**GIVEN TASK**
Only the number is wanted: count the lines that contain "Forecast".

# # #

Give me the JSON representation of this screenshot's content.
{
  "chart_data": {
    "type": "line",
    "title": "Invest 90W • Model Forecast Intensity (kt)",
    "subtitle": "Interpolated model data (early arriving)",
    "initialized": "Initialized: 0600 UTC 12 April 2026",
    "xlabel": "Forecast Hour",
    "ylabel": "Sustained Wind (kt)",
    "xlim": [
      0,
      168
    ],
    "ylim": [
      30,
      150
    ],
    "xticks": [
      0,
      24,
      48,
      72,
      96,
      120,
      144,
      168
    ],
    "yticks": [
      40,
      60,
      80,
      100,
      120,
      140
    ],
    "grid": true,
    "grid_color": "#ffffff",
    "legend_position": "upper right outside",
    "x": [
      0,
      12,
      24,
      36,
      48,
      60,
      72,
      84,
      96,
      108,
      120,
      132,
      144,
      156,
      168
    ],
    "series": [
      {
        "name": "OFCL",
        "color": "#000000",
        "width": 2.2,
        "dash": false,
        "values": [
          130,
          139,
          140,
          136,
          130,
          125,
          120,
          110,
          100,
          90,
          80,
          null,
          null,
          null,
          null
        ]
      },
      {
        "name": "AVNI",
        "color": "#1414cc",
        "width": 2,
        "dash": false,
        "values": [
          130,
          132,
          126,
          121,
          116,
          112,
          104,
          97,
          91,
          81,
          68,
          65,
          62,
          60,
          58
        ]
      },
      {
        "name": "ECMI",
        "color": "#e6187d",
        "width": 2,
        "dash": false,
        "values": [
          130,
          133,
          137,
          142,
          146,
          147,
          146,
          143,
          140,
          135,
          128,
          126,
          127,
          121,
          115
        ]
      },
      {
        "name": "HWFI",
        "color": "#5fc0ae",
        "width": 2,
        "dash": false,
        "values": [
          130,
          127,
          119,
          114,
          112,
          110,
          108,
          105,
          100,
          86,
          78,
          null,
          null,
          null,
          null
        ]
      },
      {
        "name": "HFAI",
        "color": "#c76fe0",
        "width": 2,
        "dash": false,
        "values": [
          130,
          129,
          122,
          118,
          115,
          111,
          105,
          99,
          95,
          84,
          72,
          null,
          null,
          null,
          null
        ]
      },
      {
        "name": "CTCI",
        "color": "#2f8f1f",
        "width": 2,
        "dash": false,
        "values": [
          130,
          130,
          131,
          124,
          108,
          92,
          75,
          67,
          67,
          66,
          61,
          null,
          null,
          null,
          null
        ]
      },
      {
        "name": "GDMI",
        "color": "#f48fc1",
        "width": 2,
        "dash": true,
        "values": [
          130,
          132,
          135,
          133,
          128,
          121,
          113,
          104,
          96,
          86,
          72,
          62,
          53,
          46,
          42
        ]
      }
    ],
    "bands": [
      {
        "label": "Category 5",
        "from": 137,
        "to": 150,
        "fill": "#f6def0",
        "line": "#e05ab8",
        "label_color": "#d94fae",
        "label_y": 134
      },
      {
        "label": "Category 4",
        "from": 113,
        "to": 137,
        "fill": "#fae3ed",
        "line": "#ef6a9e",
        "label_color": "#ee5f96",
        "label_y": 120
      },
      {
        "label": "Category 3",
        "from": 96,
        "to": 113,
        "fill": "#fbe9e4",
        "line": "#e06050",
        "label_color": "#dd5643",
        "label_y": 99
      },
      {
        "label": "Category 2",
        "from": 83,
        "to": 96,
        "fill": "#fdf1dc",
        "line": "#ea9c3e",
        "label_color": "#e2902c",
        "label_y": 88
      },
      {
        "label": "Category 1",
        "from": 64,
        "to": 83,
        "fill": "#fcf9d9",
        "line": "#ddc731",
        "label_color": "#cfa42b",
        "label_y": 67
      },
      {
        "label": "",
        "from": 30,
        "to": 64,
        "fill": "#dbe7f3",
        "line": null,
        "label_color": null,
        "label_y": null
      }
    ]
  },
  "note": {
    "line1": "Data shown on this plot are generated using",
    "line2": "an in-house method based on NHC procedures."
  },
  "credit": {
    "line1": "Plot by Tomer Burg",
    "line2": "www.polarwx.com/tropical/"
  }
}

# # #

**PROBLEM SOLUTION**
2